EXERCISE MATERIAL:
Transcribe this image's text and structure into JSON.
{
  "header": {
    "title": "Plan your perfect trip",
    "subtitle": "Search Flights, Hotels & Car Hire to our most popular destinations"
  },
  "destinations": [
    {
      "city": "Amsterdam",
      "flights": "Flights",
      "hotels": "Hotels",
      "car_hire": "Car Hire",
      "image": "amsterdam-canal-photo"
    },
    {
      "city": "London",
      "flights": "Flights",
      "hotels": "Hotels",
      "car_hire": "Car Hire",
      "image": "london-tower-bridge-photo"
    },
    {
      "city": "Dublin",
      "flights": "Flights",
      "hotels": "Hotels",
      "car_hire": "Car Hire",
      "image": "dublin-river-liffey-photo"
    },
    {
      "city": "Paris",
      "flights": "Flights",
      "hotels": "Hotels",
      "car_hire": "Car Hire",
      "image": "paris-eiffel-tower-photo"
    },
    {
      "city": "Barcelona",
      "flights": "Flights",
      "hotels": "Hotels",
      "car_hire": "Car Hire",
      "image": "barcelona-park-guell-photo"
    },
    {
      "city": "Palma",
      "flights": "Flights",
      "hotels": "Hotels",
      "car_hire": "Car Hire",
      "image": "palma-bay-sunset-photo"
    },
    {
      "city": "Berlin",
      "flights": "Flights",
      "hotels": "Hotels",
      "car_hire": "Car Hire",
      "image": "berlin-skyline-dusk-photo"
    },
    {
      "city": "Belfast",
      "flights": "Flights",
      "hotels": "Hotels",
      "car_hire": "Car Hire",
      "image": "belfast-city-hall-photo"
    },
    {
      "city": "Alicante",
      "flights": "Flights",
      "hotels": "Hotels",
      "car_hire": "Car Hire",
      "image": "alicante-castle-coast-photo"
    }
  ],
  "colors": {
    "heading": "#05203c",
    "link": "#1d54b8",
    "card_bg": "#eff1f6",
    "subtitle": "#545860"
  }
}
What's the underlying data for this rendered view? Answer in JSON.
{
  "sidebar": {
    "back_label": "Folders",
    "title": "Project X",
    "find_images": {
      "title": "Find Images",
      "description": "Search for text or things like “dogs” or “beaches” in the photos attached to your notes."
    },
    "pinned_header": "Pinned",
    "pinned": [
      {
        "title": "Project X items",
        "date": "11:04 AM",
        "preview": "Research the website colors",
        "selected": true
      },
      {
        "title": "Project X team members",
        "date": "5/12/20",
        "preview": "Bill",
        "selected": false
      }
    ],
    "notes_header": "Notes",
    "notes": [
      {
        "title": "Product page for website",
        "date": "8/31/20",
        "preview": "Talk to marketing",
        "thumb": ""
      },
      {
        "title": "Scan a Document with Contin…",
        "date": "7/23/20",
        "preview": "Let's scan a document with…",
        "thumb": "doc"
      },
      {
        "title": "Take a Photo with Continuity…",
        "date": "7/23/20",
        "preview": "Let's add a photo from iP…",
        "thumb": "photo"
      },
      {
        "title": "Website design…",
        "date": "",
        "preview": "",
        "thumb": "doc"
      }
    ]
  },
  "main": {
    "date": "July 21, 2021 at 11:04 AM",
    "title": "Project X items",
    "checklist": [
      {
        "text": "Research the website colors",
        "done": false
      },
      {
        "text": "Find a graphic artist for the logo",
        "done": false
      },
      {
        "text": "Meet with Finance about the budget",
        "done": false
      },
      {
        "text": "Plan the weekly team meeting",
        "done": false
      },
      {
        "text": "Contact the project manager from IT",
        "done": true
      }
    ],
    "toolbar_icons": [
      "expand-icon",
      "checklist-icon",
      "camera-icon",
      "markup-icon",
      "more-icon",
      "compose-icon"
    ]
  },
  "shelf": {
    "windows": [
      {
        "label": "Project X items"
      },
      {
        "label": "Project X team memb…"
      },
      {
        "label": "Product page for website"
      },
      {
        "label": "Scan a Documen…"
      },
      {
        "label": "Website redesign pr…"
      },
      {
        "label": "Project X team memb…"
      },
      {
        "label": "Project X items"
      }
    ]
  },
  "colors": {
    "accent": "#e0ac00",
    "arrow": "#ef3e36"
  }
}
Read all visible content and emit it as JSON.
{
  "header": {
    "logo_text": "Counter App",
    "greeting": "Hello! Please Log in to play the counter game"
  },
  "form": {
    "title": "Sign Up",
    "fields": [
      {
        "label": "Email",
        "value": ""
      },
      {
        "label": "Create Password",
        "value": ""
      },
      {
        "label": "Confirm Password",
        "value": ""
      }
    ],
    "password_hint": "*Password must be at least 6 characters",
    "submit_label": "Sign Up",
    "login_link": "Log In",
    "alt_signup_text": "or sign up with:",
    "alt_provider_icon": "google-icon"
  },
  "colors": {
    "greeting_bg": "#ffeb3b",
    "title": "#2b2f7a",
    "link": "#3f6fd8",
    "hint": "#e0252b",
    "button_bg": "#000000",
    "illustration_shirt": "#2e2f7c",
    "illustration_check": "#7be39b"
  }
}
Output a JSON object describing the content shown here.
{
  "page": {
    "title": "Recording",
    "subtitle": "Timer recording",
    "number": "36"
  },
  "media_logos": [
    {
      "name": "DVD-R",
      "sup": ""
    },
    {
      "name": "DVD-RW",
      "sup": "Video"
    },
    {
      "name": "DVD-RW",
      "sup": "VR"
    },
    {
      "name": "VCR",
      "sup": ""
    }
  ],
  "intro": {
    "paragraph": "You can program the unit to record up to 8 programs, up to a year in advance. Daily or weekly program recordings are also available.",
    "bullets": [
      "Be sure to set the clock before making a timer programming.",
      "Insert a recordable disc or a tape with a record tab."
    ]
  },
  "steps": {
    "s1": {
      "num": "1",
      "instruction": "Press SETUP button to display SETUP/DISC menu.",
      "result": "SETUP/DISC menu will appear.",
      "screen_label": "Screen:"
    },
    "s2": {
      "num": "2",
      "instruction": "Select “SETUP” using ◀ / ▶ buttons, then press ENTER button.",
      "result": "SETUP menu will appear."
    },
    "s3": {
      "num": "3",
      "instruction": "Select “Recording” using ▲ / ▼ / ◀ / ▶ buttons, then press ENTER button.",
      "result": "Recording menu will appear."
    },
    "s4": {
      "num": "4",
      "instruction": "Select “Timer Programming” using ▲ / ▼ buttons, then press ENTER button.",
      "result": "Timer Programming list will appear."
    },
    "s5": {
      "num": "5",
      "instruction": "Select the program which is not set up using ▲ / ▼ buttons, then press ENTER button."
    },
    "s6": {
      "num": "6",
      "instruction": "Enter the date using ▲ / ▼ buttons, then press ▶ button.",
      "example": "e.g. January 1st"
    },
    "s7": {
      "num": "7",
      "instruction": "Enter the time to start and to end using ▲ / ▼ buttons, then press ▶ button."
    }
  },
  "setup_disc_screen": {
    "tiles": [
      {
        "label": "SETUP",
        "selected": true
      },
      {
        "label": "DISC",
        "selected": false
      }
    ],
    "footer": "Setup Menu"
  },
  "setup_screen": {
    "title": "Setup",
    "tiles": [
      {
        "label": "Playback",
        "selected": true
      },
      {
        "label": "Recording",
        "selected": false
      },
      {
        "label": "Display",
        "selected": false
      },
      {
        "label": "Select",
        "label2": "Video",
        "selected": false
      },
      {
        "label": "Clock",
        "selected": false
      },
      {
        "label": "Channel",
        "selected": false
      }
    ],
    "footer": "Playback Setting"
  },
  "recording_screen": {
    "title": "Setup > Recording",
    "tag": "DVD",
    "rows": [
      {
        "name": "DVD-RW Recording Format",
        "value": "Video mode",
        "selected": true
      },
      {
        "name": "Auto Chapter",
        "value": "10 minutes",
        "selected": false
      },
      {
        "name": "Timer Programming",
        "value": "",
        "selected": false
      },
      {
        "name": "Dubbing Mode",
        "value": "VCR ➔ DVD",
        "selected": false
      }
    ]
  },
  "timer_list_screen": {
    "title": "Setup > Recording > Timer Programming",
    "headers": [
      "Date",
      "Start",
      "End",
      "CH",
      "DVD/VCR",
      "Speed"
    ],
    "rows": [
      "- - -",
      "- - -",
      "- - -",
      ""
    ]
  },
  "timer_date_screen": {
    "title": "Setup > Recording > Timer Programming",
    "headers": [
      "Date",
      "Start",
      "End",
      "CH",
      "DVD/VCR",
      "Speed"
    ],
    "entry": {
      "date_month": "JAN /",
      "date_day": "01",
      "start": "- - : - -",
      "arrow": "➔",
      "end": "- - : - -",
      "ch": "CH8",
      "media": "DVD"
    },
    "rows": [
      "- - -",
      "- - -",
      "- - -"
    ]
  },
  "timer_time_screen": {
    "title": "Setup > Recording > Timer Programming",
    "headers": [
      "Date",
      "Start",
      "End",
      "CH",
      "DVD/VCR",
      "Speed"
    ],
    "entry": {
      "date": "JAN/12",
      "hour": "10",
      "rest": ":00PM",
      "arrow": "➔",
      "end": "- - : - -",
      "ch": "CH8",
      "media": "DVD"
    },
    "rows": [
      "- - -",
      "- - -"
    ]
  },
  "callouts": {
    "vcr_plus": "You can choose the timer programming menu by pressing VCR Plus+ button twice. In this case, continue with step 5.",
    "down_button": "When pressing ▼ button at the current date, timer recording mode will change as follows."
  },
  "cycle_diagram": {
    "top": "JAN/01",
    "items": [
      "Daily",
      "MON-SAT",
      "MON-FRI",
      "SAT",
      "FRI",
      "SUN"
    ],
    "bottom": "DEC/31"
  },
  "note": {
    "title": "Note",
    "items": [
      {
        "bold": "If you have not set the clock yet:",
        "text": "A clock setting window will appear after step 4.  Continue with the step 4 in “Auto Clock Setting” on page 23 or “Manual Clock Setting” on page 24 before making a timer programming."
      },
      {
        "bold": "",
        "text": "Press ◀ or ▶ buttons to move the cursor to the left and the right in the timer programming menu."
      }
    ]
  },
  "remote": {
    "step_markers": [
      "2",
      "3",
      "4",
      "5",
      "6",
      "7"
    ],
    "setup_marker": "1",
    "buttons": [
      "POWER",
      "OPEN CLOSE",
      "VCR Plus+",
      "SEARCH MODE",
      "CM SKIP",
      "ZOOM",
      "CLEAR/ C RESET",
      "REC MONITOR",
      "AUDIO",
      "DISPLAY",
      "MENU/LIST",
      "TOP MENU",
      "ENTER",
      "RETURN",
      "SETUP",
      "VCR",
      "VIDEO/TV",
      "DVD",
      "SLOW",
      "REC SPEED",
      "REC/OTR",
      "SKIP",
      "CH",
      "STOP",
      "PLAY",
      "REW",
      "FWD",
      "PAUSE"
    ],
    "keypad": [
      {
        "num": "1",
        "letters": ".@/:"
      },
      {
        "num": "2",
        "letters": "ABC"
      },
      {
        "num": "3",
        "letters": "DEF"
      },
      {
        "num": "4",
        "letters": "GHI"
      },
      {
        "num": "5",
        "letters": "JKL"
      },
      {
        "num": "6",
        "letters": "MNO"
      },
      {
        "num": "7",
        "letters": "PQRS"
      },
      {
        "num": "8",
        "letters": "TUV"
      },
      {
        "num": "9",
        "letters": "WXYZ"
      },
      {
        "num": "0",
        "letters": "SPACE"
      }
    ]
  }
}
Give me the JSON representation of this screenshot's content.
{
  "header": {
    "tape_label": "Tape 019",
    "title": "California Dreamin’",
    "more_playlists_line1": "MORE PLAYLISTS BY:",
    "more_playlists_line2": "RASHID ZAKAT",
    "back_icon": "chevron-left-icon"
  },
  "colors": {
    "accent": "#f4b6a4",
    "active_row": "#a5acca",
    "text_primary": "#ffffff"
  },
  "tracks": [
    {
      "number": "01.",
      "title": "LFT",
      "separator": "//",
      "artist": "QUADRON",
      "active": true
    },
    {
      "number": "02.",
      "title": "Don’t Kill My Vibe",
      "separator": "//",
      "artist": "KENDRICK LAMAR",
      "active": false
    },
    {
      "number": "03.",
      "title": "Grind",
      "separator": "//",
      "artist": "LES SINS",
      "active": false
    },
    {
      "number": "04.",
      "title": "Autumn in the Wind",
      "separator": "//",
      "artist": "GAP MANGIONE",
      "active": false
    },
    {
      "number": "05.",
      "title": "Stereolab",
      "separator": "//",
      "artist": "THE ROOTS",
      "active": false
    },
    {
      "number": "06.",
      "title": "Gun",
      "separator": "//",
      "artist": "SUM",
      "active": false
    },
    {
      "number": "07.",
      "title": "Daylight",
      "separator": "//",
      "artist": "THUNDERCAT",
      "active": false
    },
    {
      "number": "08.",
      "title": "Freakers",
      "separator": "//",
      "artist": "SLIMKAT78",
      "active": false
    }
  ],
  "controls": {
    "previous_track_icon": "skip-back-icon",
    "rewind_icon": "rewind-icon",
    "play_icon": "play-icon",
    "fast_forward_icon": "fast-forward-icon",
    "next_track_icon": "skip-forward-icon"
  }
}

PROBLEM DESCRIPTION: Using the records given above, list every line that includes the word "Setting".

TASK RESULT:
    "footer": "Playback Setting"
        "text": "A clock setting window will appear after step 4.  Continue with the step 4 in “Auto Clock Setting” on page 23 or “Manual Clock Setting” on page 24 before making a timer programming."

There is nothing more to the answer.